Copy out the records word for word, starting at the very first line and ending with the line that contains "fig2-caption: FIG. 2", inclusive.

>> begin EXERCISE DATA

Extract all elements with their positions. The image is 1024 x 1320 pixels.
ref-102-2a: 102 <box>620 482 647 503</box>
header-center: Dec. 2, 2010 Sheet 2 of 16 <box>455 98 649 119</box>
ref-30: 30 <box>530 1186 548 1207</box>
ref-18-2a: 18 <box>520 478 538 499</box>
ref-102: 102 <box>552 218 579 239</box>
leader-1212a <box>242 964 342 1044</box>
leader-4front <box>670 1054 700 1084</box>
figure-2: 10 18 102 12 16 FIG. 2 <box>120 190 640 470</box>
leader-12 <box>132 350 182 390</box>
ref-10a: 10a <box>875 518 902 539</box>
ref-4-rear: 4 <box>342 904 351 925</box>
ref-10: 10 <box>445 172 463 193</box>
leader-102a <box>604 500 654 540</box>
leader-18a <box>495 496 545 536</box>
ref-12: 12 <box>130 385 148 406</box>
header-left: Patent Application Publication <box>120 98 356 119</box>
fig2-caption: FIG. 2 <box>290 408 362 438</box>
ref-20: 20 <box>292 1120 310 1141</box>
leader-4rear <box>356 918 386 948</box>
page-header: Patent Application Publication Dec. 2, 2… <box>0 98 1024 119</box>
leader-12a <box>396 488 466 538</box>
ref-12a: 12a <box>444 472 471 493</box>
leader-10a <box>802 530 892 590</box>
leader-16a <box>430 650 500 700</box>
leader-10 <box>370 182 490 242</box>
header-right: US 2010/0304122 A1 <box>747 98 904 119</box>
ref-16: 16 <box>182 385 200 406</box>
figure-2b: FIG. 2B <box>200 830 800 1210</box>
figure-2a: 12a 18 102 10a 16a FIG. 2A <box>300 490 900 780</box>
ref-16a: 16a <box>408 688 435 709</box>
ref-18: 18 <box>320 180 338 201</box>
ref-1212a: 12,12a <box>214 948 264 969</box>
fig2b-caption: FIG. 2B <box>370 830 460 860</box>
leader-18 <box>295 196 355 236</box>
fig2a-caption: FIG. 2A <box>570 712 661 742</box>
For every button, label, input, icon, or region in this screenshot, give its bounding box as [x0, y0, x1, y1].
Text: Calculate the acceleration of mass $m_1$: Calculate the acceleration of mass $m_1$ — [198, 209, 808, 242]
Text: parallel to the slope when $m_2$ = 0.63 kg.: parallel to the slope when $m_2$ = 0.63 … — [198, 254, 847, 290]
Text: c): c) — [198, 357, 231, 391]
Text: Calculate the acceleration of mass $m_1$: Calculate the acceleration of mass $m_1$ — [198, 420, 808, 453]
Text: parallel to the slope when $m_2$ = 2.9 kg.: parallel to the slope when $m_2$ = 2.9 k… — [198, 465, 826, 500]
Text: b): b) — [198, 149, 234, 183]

>> end EXERCISE DATA

**FINISHED EXERCISE**
Extract all elements with their positions. The image is 1024 x 1320 pixels.
ref-102-2a: 102 <box>620 482 647 503</box>
header-center: Dec. 2, 2010 Sheet 2 of 16 <box>455 98 649 119</box>
ref-30: 30 <box>530 1186 548 1207</box>
ref-18-2a: 18 <box>520 478 538 499</box>
ref-102: 102 <box>552 218 579 239</box>
leader-1212a <box>242 964 342 1044</box>
leader-4front <box>670 1054 700 1084</box>
figure-2: 10 18 102 12 16 FIG. 2 <box>120 190 640 470</box>
leader-12 <box>132 350 182 390</box>
ref-10a: 10a <box>875 518 902 539</box>
ref-4-rear: 4 <box>342 904 351 925</box>
ref-10: 10 <box>445 172 463 193</box>
leader-102a <box>604 500 654 540</box>
leader-18a <box>495 496 545 536</box>
ref-12: 12 <box>130 385 148 406</box>
header-left: Patent Application Publication <box>120 98 356 119</box>
fig2-caption: FIG. 2 <box>290 408 362 438</box>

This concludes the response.